[Problem description]
Output every entry exactly as written.

## begin Data records

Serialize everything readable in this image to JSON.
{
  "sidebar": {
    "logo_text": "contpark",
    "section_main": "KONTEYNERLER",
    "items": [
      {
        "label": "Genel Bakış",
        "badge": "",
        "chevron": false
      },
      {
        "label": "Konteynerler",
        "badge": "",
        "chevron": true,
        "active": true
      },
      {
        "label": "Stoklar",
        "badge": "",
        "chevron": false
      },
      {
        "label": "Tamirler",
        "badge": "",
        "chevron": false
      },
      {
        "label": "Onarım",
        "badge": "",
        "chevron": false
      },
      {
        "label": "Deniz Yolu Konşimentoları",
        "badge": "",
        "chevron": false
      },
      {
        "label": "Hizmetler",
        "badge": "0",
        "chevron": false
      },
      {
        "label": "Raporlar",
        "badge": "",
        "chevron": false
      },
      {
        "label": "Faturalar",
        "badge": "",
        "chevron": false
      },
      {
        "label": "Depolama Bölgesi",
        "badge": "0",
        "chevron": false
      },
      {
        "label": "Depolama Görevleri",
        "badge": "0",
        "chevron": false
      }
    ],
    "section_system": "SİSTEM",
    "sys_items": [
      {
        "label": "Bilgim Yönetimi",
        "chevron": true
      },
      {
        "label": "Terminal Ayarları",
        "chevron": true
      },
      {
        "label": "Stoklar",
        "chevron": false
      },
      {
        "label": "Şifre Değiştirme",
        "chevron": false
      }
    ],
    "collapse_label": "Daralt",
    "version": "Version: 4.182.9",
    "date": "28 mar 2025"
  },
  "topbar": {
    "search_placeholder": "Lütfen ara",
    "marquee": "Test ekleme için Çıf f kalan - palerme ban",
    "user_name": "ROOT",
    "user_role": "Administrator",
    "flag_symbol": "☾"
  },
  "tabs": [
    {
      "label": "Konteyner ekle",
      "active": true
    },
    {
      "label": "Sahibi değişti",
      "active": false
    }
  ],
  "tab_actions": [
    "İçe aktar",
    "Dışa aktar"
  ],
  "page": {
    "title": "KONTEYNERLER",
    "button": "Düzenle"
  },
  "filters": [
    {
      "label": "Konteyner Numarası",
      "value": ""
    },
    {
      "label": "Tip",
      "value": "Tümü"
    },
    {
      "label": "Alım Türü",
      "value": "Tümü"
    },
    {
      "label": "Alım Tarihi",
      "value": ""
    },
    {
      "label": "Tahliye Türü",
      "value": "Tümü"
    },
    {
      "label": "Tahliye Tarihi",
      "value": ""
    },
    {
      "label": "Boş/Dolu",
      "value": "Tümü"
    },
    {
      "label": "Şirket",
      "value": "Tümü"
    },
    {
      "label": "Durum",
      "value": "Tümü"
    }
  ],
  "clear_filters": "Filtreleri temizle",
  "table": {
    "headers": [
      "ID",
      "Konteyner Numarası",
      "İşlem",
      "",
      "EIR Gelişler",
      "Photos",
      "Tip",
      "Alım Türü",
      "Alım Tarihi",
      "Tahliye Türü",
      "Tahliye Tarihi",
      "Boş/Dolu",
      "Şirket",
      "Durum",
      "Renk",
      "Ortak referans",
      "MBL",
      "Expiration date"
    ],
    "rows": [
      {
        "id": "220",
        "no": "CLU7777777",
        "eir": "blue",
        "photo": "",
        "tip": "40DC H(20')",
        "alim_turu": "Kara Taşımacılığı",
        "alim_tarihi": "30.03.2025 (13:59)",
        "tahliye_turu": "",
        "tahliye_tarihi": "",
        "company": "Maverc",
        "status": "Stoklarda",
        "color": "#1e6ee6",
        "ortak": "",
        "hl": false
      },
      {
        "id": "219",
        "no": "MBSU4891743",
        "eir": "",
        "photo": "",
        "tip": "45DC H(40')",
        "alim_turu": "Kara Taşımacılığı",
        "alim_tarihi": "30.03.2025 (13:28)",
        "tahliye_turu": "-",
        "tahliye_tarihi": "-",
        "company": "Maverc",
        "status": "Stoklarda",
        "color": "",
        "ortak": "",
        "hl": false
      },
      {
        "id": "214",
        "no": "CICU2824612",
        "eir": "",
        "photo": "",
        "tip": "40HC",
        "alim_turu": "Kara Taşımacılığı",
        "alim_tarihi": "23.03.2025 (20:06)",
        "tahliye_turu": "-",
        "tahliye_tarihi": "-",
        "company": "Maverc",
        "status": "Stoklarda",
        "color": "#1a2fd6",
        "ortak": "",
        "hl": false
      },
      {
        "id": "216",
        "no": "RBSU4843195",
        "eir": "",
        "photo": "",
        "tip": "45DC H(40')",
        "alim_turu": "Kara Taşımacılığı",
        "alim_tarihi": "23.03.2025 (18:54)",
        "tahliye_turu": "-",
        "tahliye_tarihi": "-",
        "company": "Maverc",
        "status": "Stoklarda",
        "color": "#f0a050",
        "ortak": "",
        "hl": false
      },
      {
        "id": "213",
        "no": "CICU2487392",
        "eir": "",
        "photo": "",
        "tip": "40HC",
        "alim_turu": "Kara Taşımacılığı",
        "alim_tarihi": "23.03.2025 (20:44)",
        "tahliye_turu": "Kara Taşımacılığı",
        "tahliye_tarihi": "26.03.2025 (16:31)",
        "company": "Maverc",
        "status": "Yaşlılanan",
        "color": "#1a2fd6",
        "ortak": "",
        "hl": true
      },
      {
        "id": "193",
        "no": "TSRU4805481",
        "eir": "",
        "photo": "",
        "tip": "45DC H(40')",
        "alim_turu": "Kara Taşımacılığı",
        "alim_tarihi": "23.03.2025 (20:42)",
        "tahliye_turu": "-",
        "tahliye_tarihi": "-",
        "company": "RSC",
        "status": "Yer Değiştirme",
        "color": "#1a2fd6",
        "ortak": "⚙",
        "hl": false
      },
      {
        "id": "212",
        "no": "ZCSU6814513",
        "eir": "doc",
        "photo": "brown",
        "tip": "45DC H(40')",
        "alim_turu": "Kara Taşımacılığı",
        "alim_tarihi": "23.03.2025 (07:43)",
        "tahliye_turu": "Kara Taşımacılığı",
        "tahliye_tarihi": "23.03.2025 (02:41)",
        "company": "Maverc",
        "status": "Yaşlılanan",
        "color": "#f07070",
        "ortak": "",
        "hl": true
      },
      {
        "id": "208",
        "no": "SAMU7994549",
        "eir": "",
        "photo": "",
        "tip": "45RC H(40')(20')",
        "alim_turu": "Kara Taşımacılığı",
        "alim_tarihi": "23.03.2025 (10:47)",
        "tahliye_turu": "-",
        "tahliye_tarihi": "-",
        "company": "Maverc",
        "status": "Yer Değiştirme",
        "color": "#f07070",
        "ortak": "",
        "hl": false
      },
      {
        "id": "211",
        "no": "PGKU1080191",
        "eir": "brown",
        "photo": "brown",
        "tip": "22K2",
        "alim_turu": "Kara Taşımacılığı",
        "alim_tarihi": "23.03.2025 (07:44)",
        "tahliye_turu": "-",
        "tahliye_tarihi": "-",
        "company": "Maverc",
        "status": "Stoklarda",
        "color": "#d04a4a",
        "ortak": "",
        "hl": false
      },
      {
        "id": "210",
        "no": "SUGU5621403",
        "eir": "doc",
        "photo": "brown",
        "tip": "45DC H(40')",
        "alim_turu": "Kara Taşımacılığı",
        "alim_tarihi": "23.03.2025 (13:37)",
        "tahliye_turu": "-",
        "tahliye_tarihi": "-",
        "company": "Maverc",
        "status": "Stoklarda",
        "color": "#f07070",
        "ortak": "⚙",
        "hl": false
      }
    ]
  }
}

## end Data records

[Correct response]
Serialize everything readable in this image to JSON.
{
  "sidebar": {
    "logo_text": "contpark",
    "section_main": "KONTEYNERLER",
    "items": [
      {
        "label": "Genel Bakış",
        "badge": "",
        "chevron": false
      },
      {
        "label": "Konteynerler",
        "badge": "",
        "chevron": true,
        "active": true
      },
      {
        "label": "Stoklar",
        "badge": "",
        "chevron": false
      },
      {
        "label": "Tamirler",
        "badge": "",
        "chevron": false
      },
      {
        "label": "Onarım",
        "badge": "",
        "chevron": false
      },
      {
        "label": "Deniz Yolu Konşimentoları",
        "badge": "",
        "chevron": false
      },
      {
        "label": "Hizmetler",
        "badge": "0",
        "chevron": false
      },
      {
        "label": "Raporlar",
        "badge": "",
        "chevron": false
      },
      {
        "label": "Faturalar",
        "badge": "",
        "chevron": false
      },
      {
        "label": "Depolama Bölgesi",
        "badge": "0",
        "chevron": false
      },
      {
        "label": "Depolama Görevleri",
        "badge": "0",
        "chevron": false
      }
    ],
    "section_system": "SİSTEM",
    "sys_items": [
      {
        "label": "Bilgim Yönetimi",
        "chevron": true
      },
      {
        "label": "Terminal Ayarları",
        "chevron": true
      },
      {
        "label": "Stoklar",
        "chevron": false
      },
      {
        "label": "Şifre Değiştirme",
        "chevron": false
      }
    ],
    "collapse_label": "Daralt",
    "version": "Version: 4.182.9",
    "date": "28 mar 2025"
  },
  "topbar": {
    "search_placeholder": "Lütfen ara",
    "marquee": "Test ekleme için Çıf f kalan - palerme ban",
    "user_name": "ROOT",
    "user_role": "Administrator",
    "flag_symbol": "☾"
  },
  "tabs": [
    {
      "label": "Konteyner ekle",
      "active": true
    },
    {
      "label": "Sahibi değişti",
      "active": false
    }
  ],
  "tab_actions": [
    "İçe aktar",
    "Dışa aktar"
  ],
  "page": {
    "title": "KONTEYNERLER",
    "button": "Düzenle"
  },
  "filters": [
    {
      "label": "Konteyner Numarası",
      "value": ""
    },
    {
      "label": "Tip",
      "value": "Tümü"
    },
    {
      "label": "Alım Türü",
      "value": "Tümü"
    },
    {
      "label": "Alım Tarihi",
      "value": ""
    },
    {
      "label": "Tahliye Türü",
      "value": "Tümü"
    },
    {
      "label": "Tahliye Tarihi",
      "value": ""
    },
    {
      "label": "Boş/Dolu",
      "value": "Tümü"
    },
    {
      "label": "Şirket",
      "value": "Tümü"
    },
    {
      "label": "Durum",
      "value": "Tümü"
    }
  ],
  "clear_filters": "Filtreleri temizle",
  "table": {
    "headers": [
      "ID",
      "Konteyner Numarası",
      "İşlem",
      "",
      "EIR Gelişler",
      "Photos",
      "Tip",
      "Alım Türü",
      "Alım Tarihi",
      "Tahliye Türü",
      "Tahliye Tarihi",
      "Boş/Dolu",
      "Şirket",
      "Durum",
      "Renk",
      "Ortak referans",
      "MBL",
      "Expiration date"
    ],
    "rows": [
      {
        "id": "220",
        "no": "CLU7777777",
        "eir": "blue",
        "photo": "",
        "tip": "40DC H(20')",
        "alim_turu": "Kara Taşımacılığı",
        "alim_tarihi": "30.03.2025 (13:59)",
        "tahliye_turu": "",
        "tahliye_tarihi": "",
        "company": "Maverc",
        "status": "Stoklarda",
        "color": "#1e6ee6",
        "ortak": "",
        "hl": false
      },
      {
        "id": "219",
        "no": "MBSU4891743",
        "eir": "",
        "photo": "",
        "tip": "45DC H(40')",
        "alim_turu": "Kara Taşımacılığı",
        "alim_tarihi": "30.03.2025 (13:28)",
        "tahliye_turu": "-",
        "tahliye_tarihi": "-",
        "company": "Maverc",
        "status": "Stoklarda",
        "color": "",
        "ortak": "",
        "hl": false
      },
      {
        "id": "214",
        "no": "CICU2824612",
        "eir": "",
        "photo": "",
        "tip": "40HC",
        "alim_turu": "Kara Taşımacılığı",
        "alim_tarihi": "23.03.2025 (20:06)",
        "tahliye_turu": "-",
        "tahliye_tarihi": "-",
        "company": "Maverc",
        "status": "Stoklarda",
        "color": "#1a2fd6",
        "ortak": "",
        "hl": false
      },
      {
        "id": "216",
        "no": "RBSU4843195",
        "eir": "",
        "photo": "",
        "tip": "45DC H(40')",
        "alim_turu": "Kara Taşımacılığı",
        "alim_tarihi": "23.03.2025 (18:54)",
        "tahliye_turu": "-",
        "tahliye_tarihi": "-",
        "company": "Maverc",
        "status": "Stoklarda",
        "color": "#f0a050",
        "ortak": "",
        "hl": false
      },
      {
        "id": "213",
        "no": "CICU2487392",
        "eir": "",
        "photo": "",
        "tip": "40HC",
        "alim_turu": "Kara Taşımacılığı",
        "alim_tarihi": "23.03.2025 (20:44)",
        "tahliye_turu": "Kara Taşımacılığı",
        "tahliye_tarihi": "26.03.2025 (16:31)",
        "company": "Maverc",
        "status": "Yaşlılanan",
        "color": "#1a2fd6",
        "ortak": "",
        "hl": true
      },
      {
        "id": "193",
        "no": "TSRU4805481",
        "eir": "",
        "photo": "",
        "tip": "45DC H(40')",
        "alim_turu": "Kara Taşımacılığı",
        "alim_tarihi": "23.03.2025 (20:42)",
        "tahliye_turu": "-",
        "tahliye_tarihi": "-",
        "company": "RSC",
        "status": "Yer Değiştirme",
        "color": "#1a2fd6",
        "ortak": "⚙",
        "hl": false
      },
      {
        "id": "212",
        "no": "ZCSU6814513",
        "eir": "doc",
        "photo": "brown",
        "tip": "45DC H(40')",
        "alim_turu": "Kara Taşımacılığı",
        "alim_tarihi": "23.03.2025 (07:43)",
        "tahliye_turu": "Kara Taşımacılığı",
        "tahliye_tarihi": "23.03.2025 (02:41)",
        "company": "Maverc",
        "status": "Yaşlılanan",
        "color": "#f07070",
        "ortak": "",
        "hl": true
      },
      {
        "id": "208",
        "no": "SAMU7994549",
        "eir": "",
        "photo": "",
        "tip": "45RC H(40')(20')",
        "alim_turu": "Kara Taşımacılığı",
        "alim_tarihi": "23.03.2025 (10:47)",
        "tahliye_turu": "-",
        "tahliye_tarihi": "-",
        "company": "Maverc",
        "status": "Yer Değiştirme",
        "color": "#f07070",
        "ortak": "",
        "hl": false
      },
      {
        "id": "211",
        "no": "PGKU1080191",
        "eir": "brown",
        "photo": "brown",
        "tip": "22K2",
        "alim_turu": "Kara Taşımacılığı",
        "alim_tarihi": "23.03.2025 (07:44)",
        "tahliye_turu": "-",
        "tahliye_tarihi": "-",
        "company": "Maverc",
        "status": "Stoklarda",
        "color": "#d04a4a",
        "ortak": "",
        "hl": false
      },
      {
        "id": "210",
        "no": "SUGU5621403",
        "eir": "doc",
        "photo": "brown",
        "tip": "45DC H(40')",
        "alim_turu": "Kara Taşımacılığı",
        "alim_tarihi": "23.03.2025 (13:37)",
        "tahliye_turu": "-",
        "tahliye_tarihi": "-",
        "company": "Maverc",
        "status": "Stoklarda",
        "color": "#f07070",
        "ortak": "⚙",
        "hl": false
      }
    ]
  }
}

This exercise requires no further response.